▸ PROMPT: Start at the line with "Output a JSON" and print every line through the end of the material below. Keep it exact and free of pictures.

▸ INFORMATION SUPPLIED:

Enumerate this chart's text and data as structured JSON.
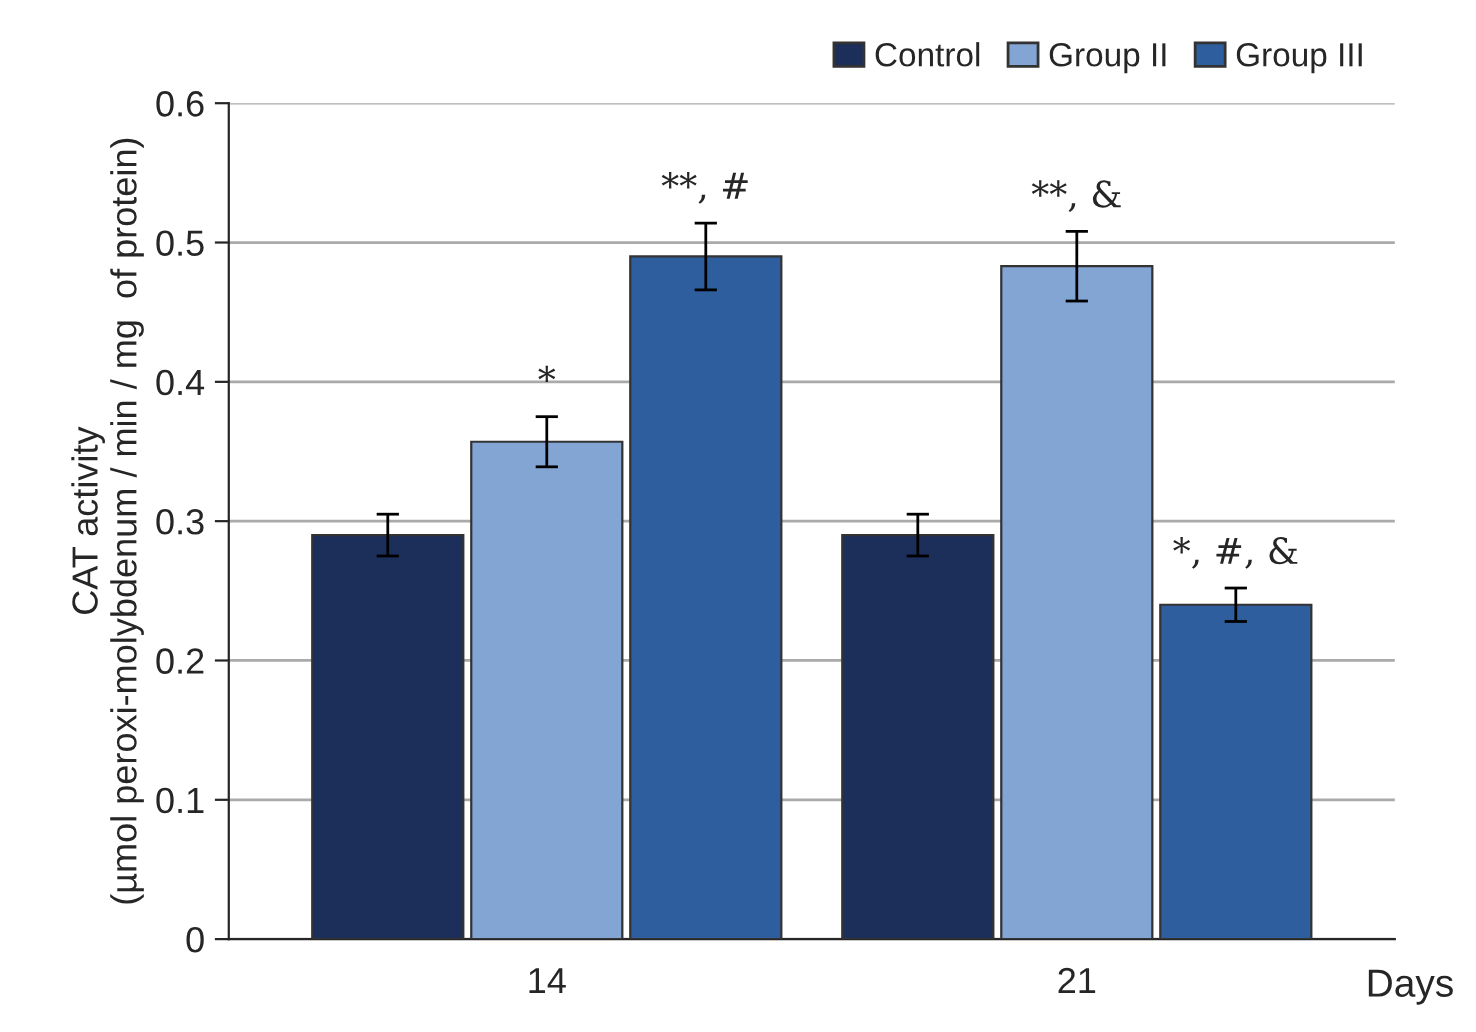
{
  "chart_data": {
    "type": "bar",
    "xlabel": "Days",
    "ylabel": "CAT activity\n(µmol peroxi-molybdenum / min / mg  of protein)",
    "categories": [
      "14",
      "21"
    ],
    "series": [
      {
        "name": "Control",
        "color": "#1c2e5a",
        "values": [
          0.29,
          0.29
        ],
        "errors": [
          0.015,
          0.015
        ],
        "value_labels": [
          null,
          null
        ]
      },
      {
        "name": "Group II",
        "color": "#82a5d4",
        "values": [
          0.357,
          0.483
        ],
        "errors": [
          0.018,
          0.025
        ],
        "value_labels": [
          "*",
          "**, &"
        ]
      },
      {
        "name": "Group III",
        "color": "#2e5e9e",
        "values": [
          0.49,
          0.24
        ],
        "errors": [
          0.024,
          0.012
        ],
        "value_labels": [
          "**, #",
          "*, #, &"
        ]
      }
    ],
    "ylim": [
      0,
      0.6
    ],
    "yticks": [
      0,
      0.1,
      0.2,
      0.3,
      0.4,
      0.5,
      0.6
    ],
    "grid": "y",
    "legend": "top right"
  }
}
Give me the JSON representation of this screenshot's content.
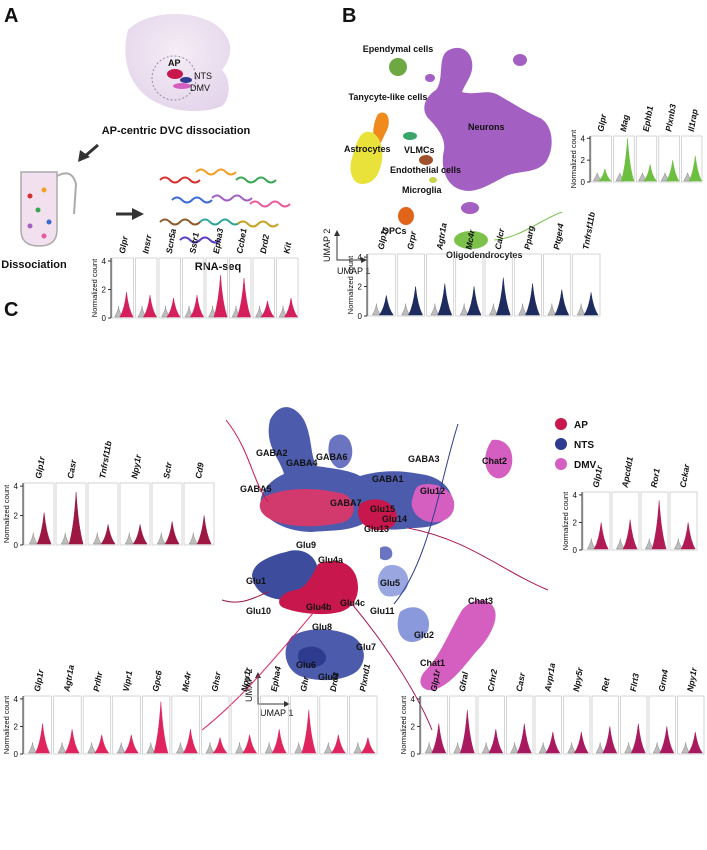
{
  "panels": {
    "a": "A",
    "b": "B",
    "c": "C"
  },
  "panel_a": {
    "brain_labels": {
      "ap": "AP",
      "nts": "NTS",
      "dmv": "DMV"
    },
    "caption": "AP-centric DVC dissociation",
    "dissociation": "Dissociation",
    "rnaseq": "RNA-seq"
  },
  "panel_b": {
    "clusters": [
      {
        "name": "Ependymal cells",
        "color": "#6ea843"
      },
      {
        "name": "Tanycyte-like cells",
        "color": "#f08a1c"
      },
      {
        "name": "Astrocytes",
        "color": "#e8e23a"
      },
      {
        "name": "VLMCs",
        "color": "#3aa56b"
      },
      {
        "name": "Endothelial cells",
        "color": "#a0522d"
      },
      {
        "name": "Microglia",
        "color": "#c8d24a"
      },
      {
        "name": "OPCs",
        "color": "#e0641a"
      },
      {
        "name": "Oligodendrocytes",
        "color": "#7cc24a"
      },
      {
        "name": "Neurons",
        "color": "#a35fc2"
      }
    ],
    "umap_x": "UMAP 1",
    "umap_y": "UMAP 2"
  },
  "panel_c": {
    "clusters": [
      "GABA2",
      "GABA4",
      "GABA6",
      "GABA3",
      "GABA1",
      "GABA5",
      "GABA7",
      "Glu12",
      "Glu15",
      "Glu14",
      "Glu13",
      "Glu9",
      "Glu4a",
      "Glu1",
      "Glu5",
      "Glu10",
      "Glu4b",
      "Glu4c",
      "Glu11",
      "Glu8",
      "Glu2",
      "Glu6",
      "Glu7",
      "Glu3",
      "Chat2",
      "Chat3",
      "Chat1"
    ],
    "legend": [
      {
        "name": "AP",
        "color": "#c8174c"
      },
      {
        "name": "NTS",
        "color": "#2e3b8f"
      },
      {
        "name": "DMV",
        "color": "#d55fc0"
      }
    ],
    "umap_x": "UMAP 1",
    "umap_y": "UMAP 2"
  },
  "violin_axis": {
    "ylabel": "Normalized count",
    "ticks": [
      "0",
      "2",
      "4"
    ]
  },
  "violin_sets": [
    {
      "genes": [
        "Glpr",
        "Mag",
        "Ephb1",
        "Plxnb3",
        "Il1rap"
      ],
      "color": "#6cbf3f"
    },
    {
      "genes": [
        "Glpr",
        "Insrr",
        "Scn5a",
        "Sstr1",
        "Epha3",
        "Ccbe1",
        "Drd2",
        "Kit"
      ],
      "color": "#d41f5a"
    },
    {
      "genes": [
        "Glp1r",
        "Grpr",
        "Agtr1a",
        "Mc4r",
        "Calcr",
        "Pparg",
        "Ptger4",
        "Tnfrsf11b"
      ],
      "color": "#1d2b5e"
    },
    {
      "genes": [
        "Glp1r",
        "Casr",
        "Tnfrsf11b",
        "Npy1r",
        "Sctr",
        "Cd9"
      ],
      "color": "#9c1843"
    },
    {
      "genes": [
        "Glp1r",
        "Apcdd1",
        "Ror1",
        "Cckar"
      ],
      "color": "#b01a55"
    },
    {
      "genes": [
        "Glp1r",
        "Agtr1a",
        "Prlhr",
        "Vipr1",
        "Gpc6",
        "Mc4r",
        "Ghsr",
        "Npy1r",
        "Epha4",
        "Ghr",
        "Drd3",
        "Plxnd1"
      ],
      "color": "#e0245e"
    },
    {
      "genes": [
        "Glp1r",
        "Gfral",
        "Crhr2",
        "Casr",
        "Avpr1a",
        "Npy5r",
        "Ret",
        "Flrt3",
        "Grm4",
        "Npy1r"
      ],
      "color": "#a8195f"
    }
  ]
}
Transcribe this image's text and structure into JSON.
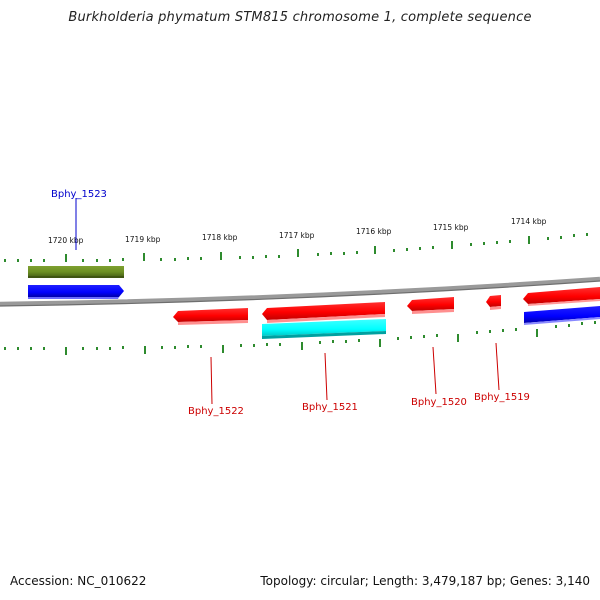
{
  "title": "Burkholderia phymatum STM815 chromosome 1, complete sequence",
  "footer": {
    "accession": "Accession: NC_010622",
    "info": "Topology: circular; Length: 3,479,187 bp; Genes: 3,140"
  },
  "colors": {
    "backbone": "#8a8a8a",
    "tick": "#2e8b2e",
    "forward_gene": "#ff0000",
    "reverse_gene": "#0000ff",
    "olive_feature": "#6b8e23",
    "cyan_feature": "#00ffff",
    "label_red": "#cc0000",
    "label_blue": "#0000cc"
  },
  "kbp_labels": [
    "1720 kbp",
    "1719 kbp",
    "1718 kbp",
    "1717 kbp",
    "1716 kbp",
    "1715 kbp",
    "1714 kbp"
  ],
  "gene_labels": [
    {
      "name": "Bphy_1523",
      "color": "label_blue"
    },
    {
      "name": "Bphy_1522",
      "color": "label_red"
    },
    {
      "name": "Bphy_1521",
      "color": "label_red"
    },
    {
      "name": "Bphy_1520",
      "color": "label_red"
    },
    {
      "name": "Bphy_1519",
      "color": "label_red"
    }
  ],
  "icons": {
    "forward_arrow": "gene-arrow-right-icon",
    "reverse_arrow": "gene-arrow-left-icon"
  }
}
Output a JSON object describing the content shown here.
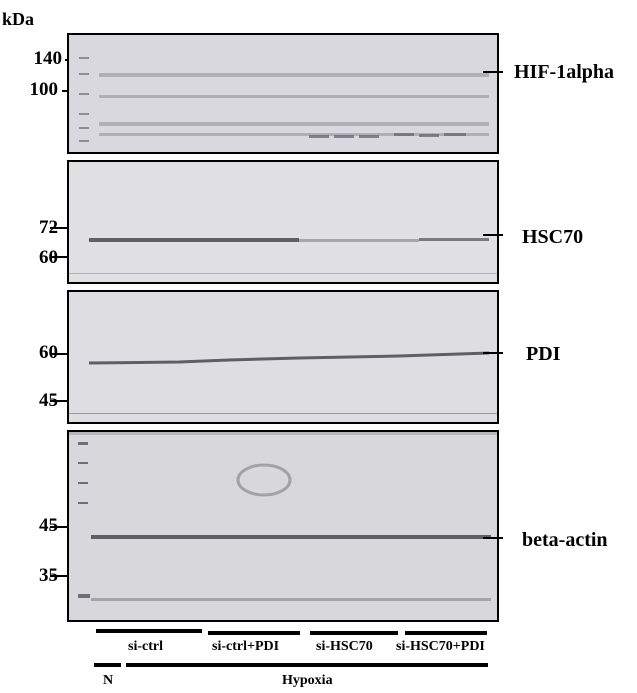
{
  "unit": "kDa",
  "panels": [
    {
      "protein": "HIF-1alpha",
      "markers": [
        "140",
        "100"
      ]
    },
    {
      "protein": "HSC70",
      "markers": [
        "72",
        "60"
      ]
    },
    {
      "protein": "PDI",
      "markers": [
        "60",
        "45"
      ]
    },
    {
      "protein": "beta-actin",
      "markers": [
        "45",
        "35"
      ]
    }
  ],
  "groups": [
    "si-ctrl",
    "si-ctrl+PDI",
    "si-HSC70",
    "si-HSC70+PDI"
  ],
  "conditions": [
    "N",
    "Hypoxia"
  ],
  "colors": {
    "panel_bg": "#d9d9db",
    "band": "#5a5a5e",
    "ladder": "#707076"
  }
}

▸ ANSWER BELOW:
Output a JSON object describing the content shown here.
{
  "unit": "kDa",
  "panels": [
    {
      "protein": "HIF-1alpha",
      "markers": [
        "140",
        "100"
      ]
    },
    {
      "protein": "HSC70",
      "markers": [
        "72",
        "60"
      ]
    },
    {
      "protein": "PDI",
      "markers": [
        "60",
        "45"
      ]
    },
    {
      "protein": "beta-actin",
      "markers": [
        "45",
        "35"
      ]
    }
  ],
  "groups": [
    "si-ctrl",
    "si-ctrl+PDI",
    "si-HSC70",
    "si-HSC70+PDI"
  ],
  "conditions": [
    "N",
    "Hypoxia"
  ],
  "colors": {
    "panel_bg": "#d9d9db",
    "band": "#5a5a5e",
    "ladder": "#707076"
  }
}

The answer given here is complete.